**** DATA EXTRACT ****

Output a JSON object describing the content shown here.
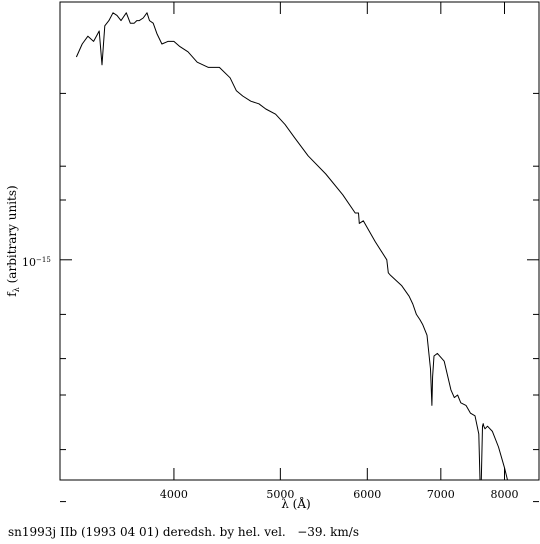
{
  "chart_data": {
    "type": "line",
    "xlabel": "λ (Å)",
    "ylabel": "f",
    "ylabel_sub": "λ",
    "ylabel_rest": " (arbitrary units)",
    "x_scale": "log",
    "y_scale": "log",
    "xlim": [
      3150,
      8600
    ],
    "x_ticks": [
      4000,
      5000,
      6000,
      7000,
      8000
    ],
    "y_tick_label_base": "10",
    "y_tick_label_exp": "−15",
    "grid": false,
    "legend": "none",
    "caption": "sn1993j IIb (1993 04 01) deredsh. by hel. vel.   −39. km/s",
    "line_color": "#000000",
    "series": [
      {
        "x": [
          3260,
          3300,
          3340,
          3380,
          3420,
          3440,
          3460,
          3490,
          3520,
          3550,
          3580,
          3620,
          3650,
          3680,
          3700,
          3720,
          3750,
          3780,
          3800,
          3830,
          3860,
          3900,
          3950,
          4000,
          4050,
          4120,
          4200,
          4300,
          4400,
          4500,
          4560,
          4620,
          4700,
          4780,
          4850,
          4950,
          5050,
          5150,
          5300,
          5500,
          5700,
          5850,
          5890,
          5900,
          5950,
          6100,
          6250,
          6270,
          6300,
          6450,
          6550,
          6600,
          6650,
          6700,
          6740,
          6800,
          6850,
          6870,
          6880,
          6900,
          6950,
          7050,
          7150,
          7200,
          7250,
          7300,
          7380,
          7450,
          7520,
          7580,
          7600,
          7620,
          7640,
          7650,
          7660,
          7680,
          7720,
          7800,
          7900,
          8000,
          8050,
          8100,
          8150
        ],
        "y": [
          0.0,
          0.05,
          0.08,
          0.06,
          0.1,
          -0.03,
          0.12,
          0.14,
          0.17,
          0.16,
          0.14,
          0.17,
          0.13,
          0.13,
          0.14,
          0.14,
          0.15,
          0.17,
          0.14,
          0.13,
          0.09,
          0.05,
          0.06,
          0.06,
          0.04,
          0.02,
          -0.02,
          -0.04,
          -0.04,
          -0.08,
          -0.13,
          -0.15,
          -0.17,
          -0.18,
          -0.2,
          -0.22,
          -0.26,
          -0.31,
          -0.38,
          -0.45,
          -0.53,
          -0.6,
          -0.6,
          -0.64,
          -0.63,
          -0.71,
          -0.78,
          -0.83,
          -0.84,
          -0.88,
          -0.92,
          -0.95,
          -0.99,
          -1.01,
          -1.03,
          -1.07,
          -1.2,
          -1.34,
          -1.23,
          -1.15,
          -1.14,
          -1.17,
          -1.28,
          -1.31,
          -1.3,
          -1.33,
          -1.34,
          -1.37,
          -1.38,
          -1.45,
          -1.65,
          -1.85,
          -1.42,
          -1.41,
          -1.42,
          -1.43,
          -1.42,
          -1.44,
          -1.5,
          -1.58,
          -1.69,
          -1.74,
          -1.72
        ]
      }
    ]
  }
}
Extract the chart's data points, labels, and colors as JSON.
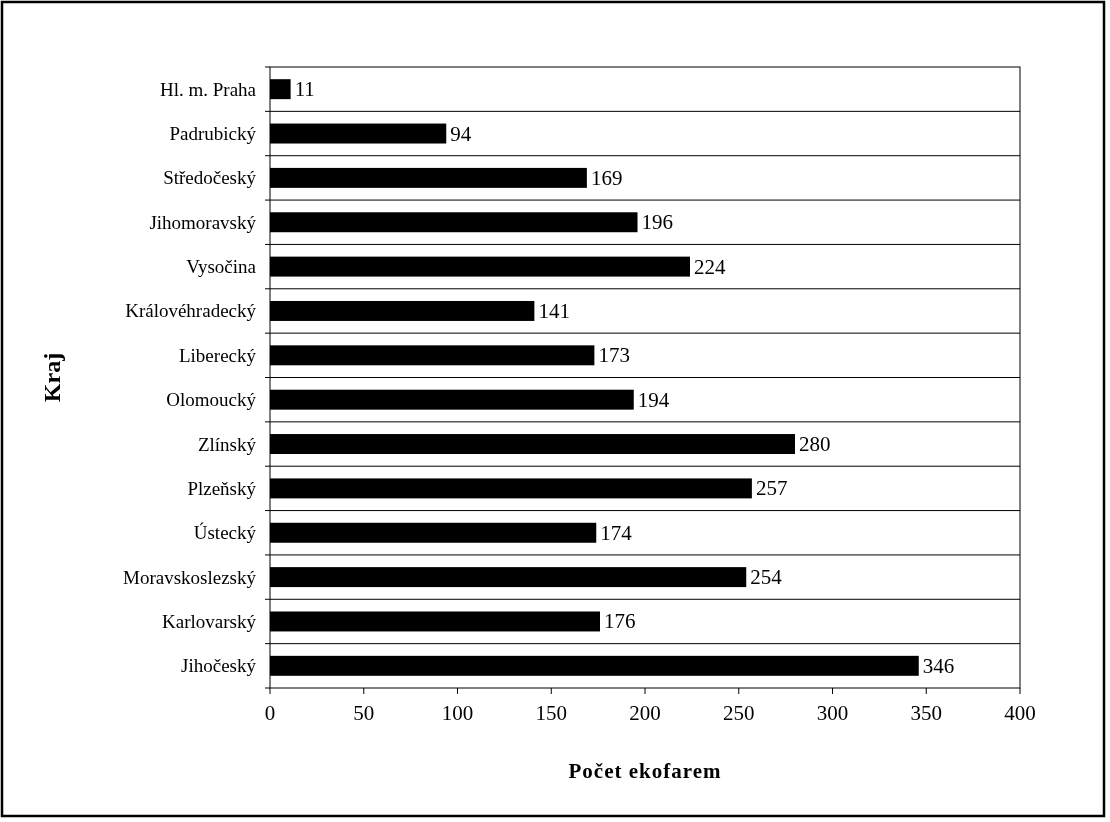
{
  "chart_data": {
    "type": "bar",
    "orientation": "horizontal",
    "xlabel": "Počet ekofarem",
    "ylabel": "Kraj",
    "categories": [
      "Hl. m. Praha",
      "Padrubický",
      "Středočeský",
      "Jihomoravský",
      "Vysočina",
      "Královéhradecký",
      "Liberecký",
      "Olomoucký",
      "Zlínský",
      "Plzeňský",
      "Ústecký",
      "Moravskoslezský",
      "Karlovarský",
      "Jihočeský"
    ],
    "values": [
      11,
      94,
      169,
      196,
      224,
      141,
      173,
      194,
      280,
      257,
      174,
      254,
      176,
      346
    ],
    "color": "#000000",
    "data_labels": true,
    "grid": "y",
    "xlim": [
      0,
      400
    ],
    "xticks": [
      0,
      50,
      100,
      150,
      200,
      250,
      300,
      350,
      400
    ]
  }
}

****

**STATED PROBLEM**
State how many lines in the records above contain the word "JSON", giving only the number.

**RESULT FOR THIS EXERCISE**
2